(Records from a collection)
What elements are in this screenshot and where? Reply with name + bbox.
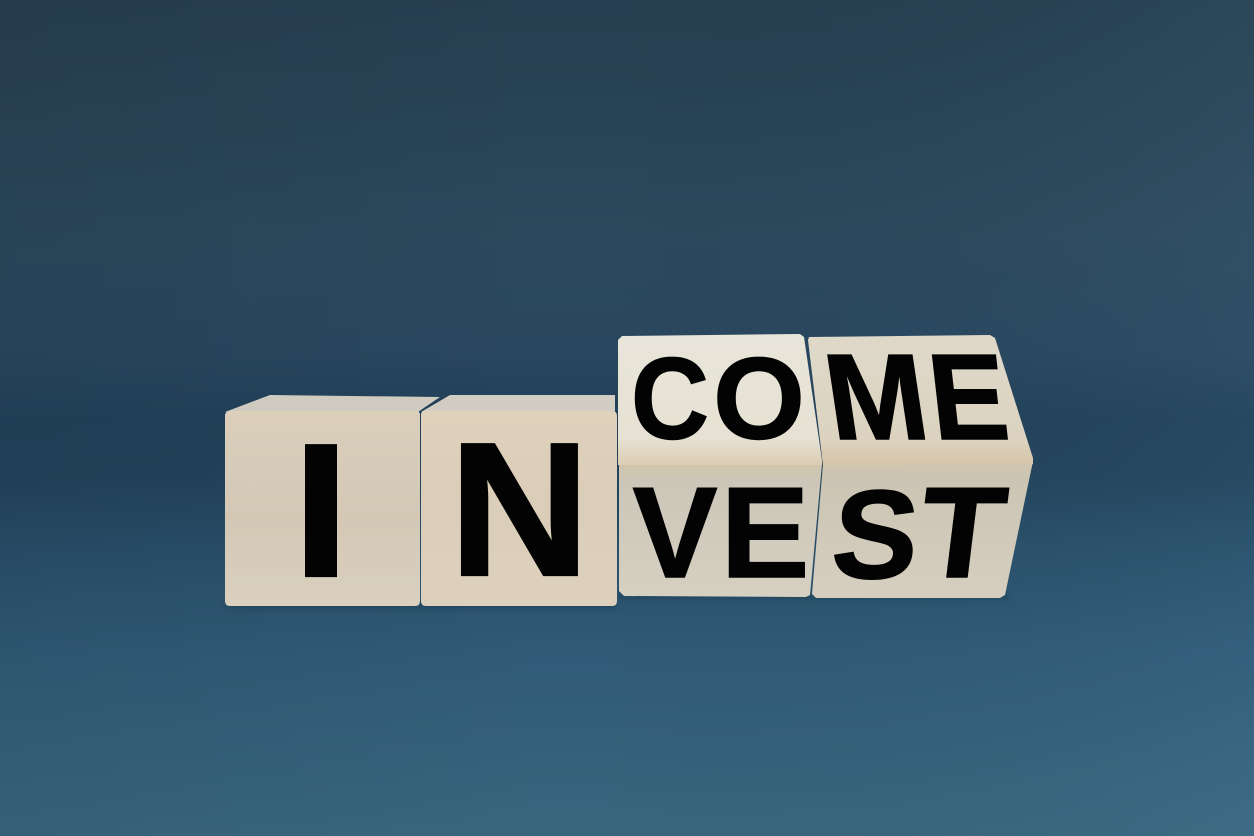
cube: lower half ST <box>812 462 1033 605</box>
letter V: V <box>633 461 717 605</box>
cube: upper half ME <box>808 329 1033 466</box>
letter E: E <box>922 330 1015 466</box>
cube: I <box>225 395 440 616</box>
letter E: E <box>721 460 809 605</box>
cube: lower half VE <box>619 460 822 605</box>
letter O: O <box>713 333 805 463</box>
letter T: T <box>911 462 1013 605</box>
letter I: I <box>293 404 349 616</box>
letter M: M <box>816 329 936 465</box>
letter N: N <box>449 403 590 615</box>
cube: N <box>421 395 617 615</box>
letter S: S <box>827 464 925 605</box>
cube shadow <box>226 594 1008 608</box>
cube: upper half CO <box>618 333 822 465</box>
letter C: C <box>631 334 709 463</box>
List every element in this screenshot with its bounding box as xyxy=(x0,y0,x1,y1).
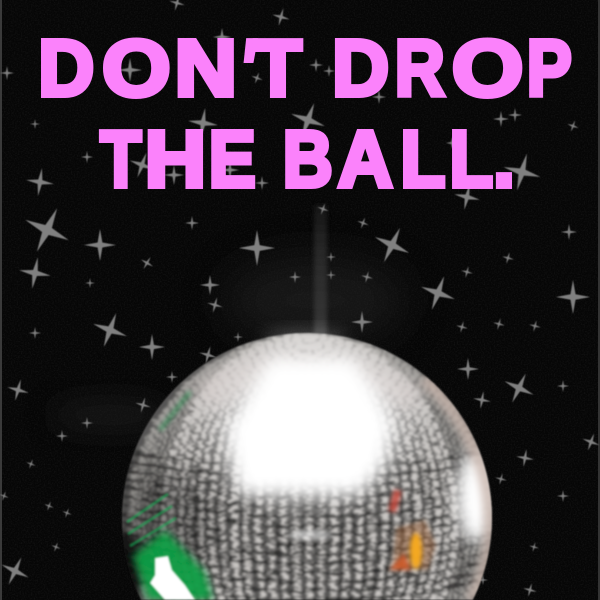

Stated task: Can you give every line of the items above as a JSON list of strings, one string per line, with blank lines and the pictures left out?

Written answer:
[
  "What elements are in this screenshot and where? Reply with name + bbox.",
  "cube: lower half ST <box>812 462 1033 605</box>",
  "letter V: V <box>633 461 717 605</box>",
  "cube: upper half ME <box>808 329 1033 466</box>",
  "letter E: E <box>922 330 1015 466</box>",
  "cube: I <box>225 395 440 616</box>",
  "letter E: E <box>721 460 809 605</box>",
  "cube: lower half VE <box>619 460 822 605</box>",
  "letter O: O <box>713 333 805 463</box>",
  "letter T: T <box>911 462 1013 605</box>",
  "letter I: I <box>293 404 349 616</box>",
  "letter M: M <box>816 329 936 465</box>",
  "letter N: N <box>449 403 590 615</box>",
  "cube: N <box>421 395 617 615</box>",
  "letter S: S <box>827 464 925 605</box>",
  "cube shadow <box>226 594 1008 608</box>",
  "cube: upper half CO <box>618 333 822 465</box>",
  "letter C: C <box>631 334 709 463</box>",
  "List every element in this screenshot with its bounding box as xyxy=(x0,y0,x1,y1)."
]